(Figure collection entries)
_ _ _ _ _ _ _

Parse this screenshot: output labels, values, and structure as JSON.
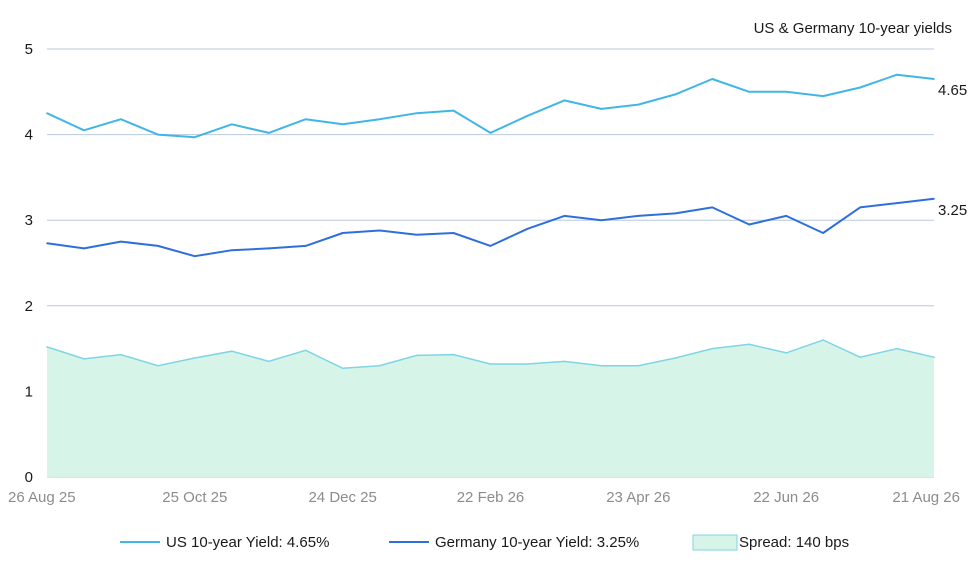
{
  "chart_data": {
    "type": "line",
    "title": "US & Germany 10-year yields",
    "x_tick_labels": [
      "26 Aug 25",
      "25 Oct 25",
      "24 Dec 25",
      "22 Feb 26",
      "23 Apr 26",
      "22 Jun 26",
      "21 Aug 26"
    ],
    "x_range": [
      "26 Aug 25",
      "21 Aug 26"
    ],
    "y_ticks": [
      0,
      1,
      2,
      3,
      4,
      5
    ],
    "ylim": [
      0,
      5
    ],
    "grid": "horizontal",
    "legend_position": "bottom",
    "x": [
      "26 Aug 25",
      "10 Sep 25",
      "25 Sep 25",
      "10 Oct 25",
      "25 Oct 25",
      "9 Nov 25",
      "24 Nov 25",
      "9 Dec 25",
      "24 Dec 25",
      "8 Jan 26",
      "23 Jan 26",
      "7 Feb 26",
      "22 Feb 26",
      "9 Mar 26",
      "24 Mar 26",
      "8 Apr 26",
      "23 Apr 26",
      "8 May 26",
      "23 May 26",
      "7 Jun 26",
      "22 Jun 26",
      "7 Jul 26",
      "22 Jul 26",
      "6 Aug 26",
      "21 Aug 26"
    ],
    "series": [
      {
        "name": "US 10-year Yield: 4.65%",
        "kind": "line",
        "color": "#41b6e6",
        "end_label": "4.65",
        "values": [
          4.25,
          4.05,
          4.18,
          4.0,
          3.97,
          4.12,
          4.02,
          4.18,
          4.12,
          4.18,
          4.25,
          4.28,
          4.02,
          4.22,
          4.4,
          4.3,
          4.35,
          4.47,
          4.65,
          4.5,
          4.5,
          4.45,
          4.55,
          4.7,
          4.65
        ]
      },
      {
        "name": "Germany 10-year Yield: 3.25%",
        "kind": "line",
        "color": "#2f6fdb",
        "end_label": "3.25",
        "values": [
          2.73,
          2.67,
          2.75,
          2.7,
          2.58,
          2.65,
          2.67,
          2.7,
          2.85,
          2.88,
          2.83,
          2.85,
          2.7,
          2.9,
          3.05,
          3.0,
          3.05,
          3.08,
          3.15,
          2.95,
          3.05,
          2.85,
          3.15,
          3.2,
          3.25
        ]
      },
      {
        "name": "Spread: 140 bps",
        "kind": "area",
        "color": "#7fd4e6",
        "fill": "#d6f5e8",
        "values": [
          1.52,
          1.38,
          1.43,
          1.3,
          1.39,
          1.47,
          1.35,
          1.48,
          1.27,
          1.3,
          1.42,
          1.43,
          1.32,
          1.32,
          1.35,
          1.3,
          1.3,
          1.39,
          1.5,
          1.55,
          1.45,
          1.6,
          1.4,
          1.5,
          1.4
        ]
      }
    ]
  }
}
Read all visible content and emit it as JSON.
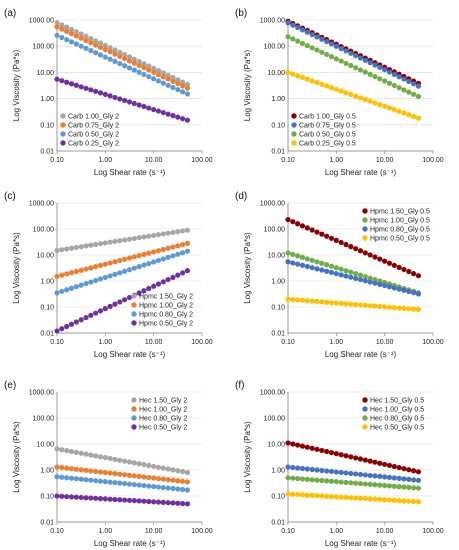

_ _ _ _ _ _ _

STATED EXERCISE. Exactly reproduce each record, leaving out any pictures.

WRITTEN SOLUTION.
Parse this screenshot: output labels, values, and structure as JSON.
{
  "chart_data": {
    "type": "line",
    "title": "US & Germany 10-year yields",
    "x_tick_labels": [
      "26 Aug 25",
      "25 Oct 25",
      "24 Dec 25",
      "22 Feb 26",
      "23 Apr 26",
      "22 Jun 26",
      "21 Aug 26"
    ],
    "x_range": [
      "26 Aug 25",
      "21 Aug 26"
    ],
    "y_ticks": [
      0,
      1,
      2,
      3,
      4,
      5
    ],
    "ylim": [
      0,
      5
    ],
    "grid": "horizontal",
    "legend_position": "bottom",
    "x": [
      "26 Aug 25",
      "10 Sep 25",
      "25 Sep 25",
      "10 Oct 25",
      "25 Oct 25",
      "9 Nov 25",
      "24 Nov 25",
      "9 Dec 25",
      "24 Dec 25",
      "8 Jan 26",
      "23 Jan 26",
      "7 Feb 26",
      "22 Feb 26",
      "9 Mar 26",
      "24 Mar 26",
      "8 Apr 26",
      "23 Apr 26",
      "8 May 26",
      "23 May 26",
      "7 Jun 26",
      "22 Jun 26",
      "7 Jul 26",
      "22 Jul 26",
      "6 Aug 26",
      "21 Aug 26"
    ],
    "series": [
      {
        "name": "US 10-year Yield: 4.65%",
        "kind": "line",
        "color": "#41b6e6",
        "end_label": "4.65",
        "values": [
          4.25,
          4.05,
          4.18,
          4.0,
          3.97,
          4.12,
          4.02,
          4.18,
          4.12,
          4.18,
          4.25,
          4.28,
          4.02,
          4.22,
          4.4,
          4.3,
          4.35,
          4.47,
          4.65,
          4.5,
          4.5,
          4.45,
          4.55,
          4.7,
          4.65
        ]
      },
      {
        "name": "Germany 10-year Yield: 3.25%",
        "kind": "line",
        "color": "#2f6fdb",
        "end_label": "3.25",
        "values": [
          2.73,
          2.67,
          2.75,
          2.7,
          2.58,
          2.65,
          2.67,
          2.7,
          2.85,
          2.88,
          2.83,
          2.85,
          2.7,
          2.9,
          3.05,
          3.0,
          3.05,
          3.08,
          3.15,
          2.95,
          3.05,
          2.85,
          3.15,
          3.2,
          3.25
        ]
      },
      {
        "name": "Spread: 140 bps",
        "kind": "area",
        "color": "#7fd4e6",
        "fill": "#d6f5e8",
        "values": [
          1.52,
          1.38,
          1.43,
          1.3,
          1.39,
          1.47,
          1.35,
          1.48,
          1.27,
          1.3,
          1.42,
          1.43,
          1.32,
          1.32,
          1.35,
          1.3,
          1.3,
          1.39,
          1.5,
          1.55,
          1.45,
          1.6,
          1.4,
          1.5,
          1.4
        ]
      }
    ]
  }
}
Read all visible content and emit it as JSON.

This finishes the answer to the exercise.